**Description of the task**:
Every entry here needs to be repeated exactly.

|---|

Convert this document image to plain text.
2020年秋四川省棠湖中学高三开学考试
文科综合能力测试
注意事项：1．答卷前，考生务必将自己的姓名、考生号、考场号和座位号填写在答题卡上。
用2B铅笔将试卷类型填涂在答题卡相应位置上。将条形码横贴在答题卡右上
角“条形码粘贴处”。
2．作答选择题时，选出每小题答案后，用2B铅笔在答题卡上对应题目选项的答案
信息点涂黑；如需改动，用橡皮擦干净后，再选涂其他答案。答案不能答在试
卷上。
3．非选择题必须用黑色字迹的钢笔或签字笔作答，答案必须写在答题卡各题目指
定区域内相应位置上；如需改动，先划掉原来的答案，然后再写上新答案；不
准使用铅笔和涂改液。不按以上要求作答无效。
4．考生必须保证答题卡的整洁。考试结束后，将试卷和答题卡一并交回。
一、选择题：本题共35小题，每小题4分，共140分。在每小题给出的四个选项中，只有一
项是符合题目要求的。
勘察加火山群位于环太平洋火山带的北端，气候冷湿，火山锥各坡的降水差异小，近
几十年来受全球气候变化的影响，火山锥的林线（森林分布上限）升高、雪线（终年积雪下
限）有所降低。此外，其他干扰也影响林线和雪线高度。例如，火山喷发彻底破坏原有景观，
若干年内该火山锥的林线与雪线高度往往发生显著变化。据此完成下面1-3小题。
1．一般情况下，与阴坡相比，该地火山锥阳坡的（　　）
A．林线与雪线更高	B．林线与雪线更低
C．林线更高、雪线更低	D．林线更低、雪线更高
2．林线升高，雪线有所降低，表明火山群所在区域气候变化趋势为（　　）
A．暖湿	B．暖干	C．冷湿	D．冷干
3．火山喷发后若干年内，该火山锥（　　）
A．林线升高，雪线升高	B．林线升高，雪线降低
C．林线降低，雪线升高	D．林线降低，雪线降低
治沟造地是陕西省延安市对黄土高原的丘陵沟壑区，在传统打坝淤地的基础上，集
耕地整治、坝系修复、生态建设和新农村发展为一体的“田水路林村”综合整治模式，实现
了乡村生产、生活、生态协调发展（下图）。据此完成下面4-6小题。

|---|

**The answer**:
Convert this document image to plain text.
2020年秋四川省棠湖中学高三开学考试
文科综合能力测试
注意事项：1．答卷前，考生务必将自己的姓名、考生号、考场号和座位号填写在答题卡上。
用2B铅笔将试卷类型填涂在答题卡相应位置上。将条形码横贴在答题卡右上
角“条形码粘贴处”。
2．作答选择题时，选出每小题答案后，用2B铅笔在答题卡上对应题目选项的答案
信息点涂黑；如需改动，用橡皮擦干净后，再选涂其他答案。答案不能答在试
卷上。
3．非选择题必须用黑色字迹的钢笔或签字笔作答，答案必须写在答题卡各题目指
定区域内相应位置上；如需改动，先划掉原来的答案，然后再写上新答案；不
准使用铅笔和涂改液。不按以上要求作答无效。
4．考生必须保证答题卡的整洁。考试结束后，将试卷和答题卡一并交回。
一、选择题：本题共35小题，每小题4分，共140分。在每小题给出的四个选项中，只有一
项是符合题目要求的。
勘察加火山群位于环太平洋火山带的北端，气候冷湿，火山锥各坡的降水差异小，近
几十年来受全球气候变化的影响，火山锥的林线（森林分布上限）升高、雪线（终年积雪下
限）有所降低。此外，其他干扰也影响林线和雪线高度。例如，火山喷发彻底破坏原有景观，
若干年内该火山锥的林线与雪线高度往往发生显著变化。据此完成下面1-3小题。
1．一般情况下，与阴坡相比，该地火山锥阳坡的（　　）
A．林线与雪线更高	B．林线与雪线更低
C．林线更高、雪线更低	D．林线更低、雪线更高
2．林线升高，雪线有所降低，表明火山群所在区域气候变化趋势为（　　）
A．暖湿	B．暖干	C．冷湿	D．冷干
3．火山喷发后若干年内，该火山锥（　　）
A．林线升高，雪线升高	B．林线升高，雪线降低
C．林线降低，雪线升高	D．林线降低，雪线降低
治沟造地是陕西省延安市对黄土高原的丘陵沟壑区，在传统打坝淤地的基础上，集
耕地整治、坝系修复、生态建设和新农村发展为一体的“田水路林村”综合整治模式，实现
了乡村生产、生活、生态协调发展（下图）。据此完成下面4-6小题。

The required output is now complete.